[START]

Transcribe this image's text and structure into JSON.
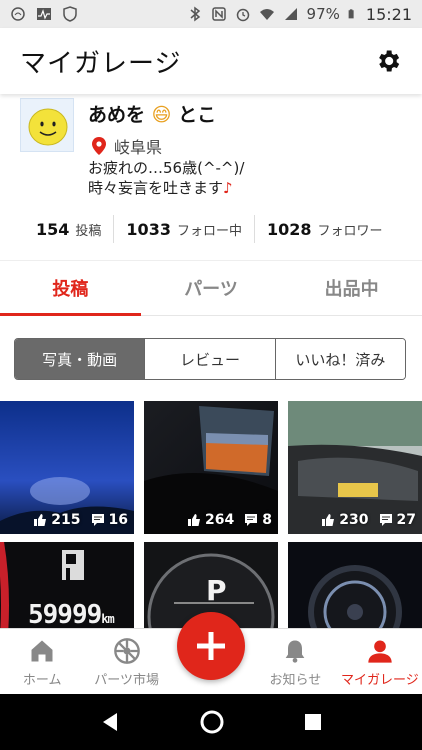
{
  "status_bar": {
    "battery": "97%",
    "time": "15:21"
  },
  "app_bar": {
    "title": "マイガレージ",
    "settings_icon": "gear-icon"
  },
  "profile": {
    "name": "あめを",
    "name_emoji": "😄",
    "name_suffix": "とこ",
    "location": "岐阜県",
    "bio_line1": "お疲れの…56歳(^-^)/",
    "bio_line2": "時々妄言を吐きます",
    "bio_note": "♪"
  },
  "stats": [
    {
      "num": "154",
      "label": "投稿"
    },
    {
      "num": "1033",
      "label": "フォロー中"
    },
    {
      "num": "1028",
      "label": "フォロワー"
    }
  ],
  "tabs": [
    {
      "label": "投稿",
      "active": true
    },
    {
      "label": "パーツ",
      "active": false
    },
    {
      "label": "出品中",
      "active": false
    }
  ],
  "segments": [
    {
      "label": "写真・動画",
      "active": true
    },
    {
      "label": "レビュー",
      "active": false
    },
    {
      "label": "いいね！済み",
      "active": false
    }
  ],
  "posts": [
    {
      "likes": "215",
      "comments": "16"
    },
    {
      "likes": "264",
      "comments": "8"
    },
    {
      "likes": "230",
      "comments": "27"
    },
    {
      "text": "59999",
      "unit": "km"
    },
    {
      "text": "P"
    },
    {}
  ],
  "bottom_nav": [
    {
      "label": "ホーム",
      "icon": "home-icon",
      "active": false
    },
    {
      "label": "パーツ市場",
      "icon": "wheel-icon",
      "active": false
    },
    {
      "label": "",
      "icon": "plus-icon",
      "active": false
    },
    {
      "label": "お知らせ",
      "icon": "bell-icon",
      "active": false
    },
    {
      "label": "マイガレージ",
      "icon": "person-icon",
      "active": true
    }
  ],
  "colors": {
    "accent": "#e0261b",
    "segment_active": "#6a6a6a"
  }
}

[END]

What needs to be done:
The records above are to be quoted exactly, with all pictures left out.

Written solution:
Transcribe this image's text and structure into JSON.
{
  "status_bar": {
    "battery": "97%",
    "time": "15:21"
  },
  "app_bar": {
    "title": "マイガレージ",
    "settings_icon": "gear-icon"
  },
  "profile": {
    "name": "あめを",
    "name_emoji": "😄",
    "name_suffix": "とこ",
    "location": "岐阜県",
    "bio_line1": "お疲れの…56歳(^-^)/",
    "bio_line2": "時々妄言を吐きます",
    "bio_note": "♪"
  },
  "stats": [
    {
      "num": "154",
      "label": "投稿"
    },
    {
      "num": "1033",
      "label": "フォロー中"
    },
    {
      "num": "1028",
      "label": "フォロワー"
    }
  ],
  "tabs": [
    {
      "label": "投稿",
      "active": true
    },
    {
      "label": "パーツ",
      "active": false
    },
    {
      "label": "出品中",
      "active": false
    }
  ],
  "segments": [
    {
      "label": "写真・動画",
      "active": true
    },
    {
      "label": "レビュー",
      "active": false
    },
    {
      "label": "いいね！済み",
      "active": false
    }
  ],
  "posts": [
    {
      "likes": "215",
      "comments": "16"
    },
    {
      "likes": "264",
      "comments": "8"
    },
    {
      "likes": "230",
      "comments": "27"
    },
    {
      "text": "59999",
      "unit": "km"
    },
    {
      "text": "P"
    },
    {}
  ],
  "bottom_nav": [
    {
      "label": "ホーム",
      "icon": "home-icon",
      "active": false
    },
    {
      "label": "パーツ市場",
      "icon": "wheel-icon",
      "active": false
    },
    {
      "label": "",
      "icon": "plus-icon",
      "active": false
    },
    {
      "label": "お知らせ",
      "icon": "bell-icon",
      "active": false
    },
    {
      "label": "マイガレージ",
      "icon": "person-icon",
      "active": true
    }
  ],
  "colors": {
    "accent": "#e0261b",
    "segment_active": "#6a6a6a"
  }
}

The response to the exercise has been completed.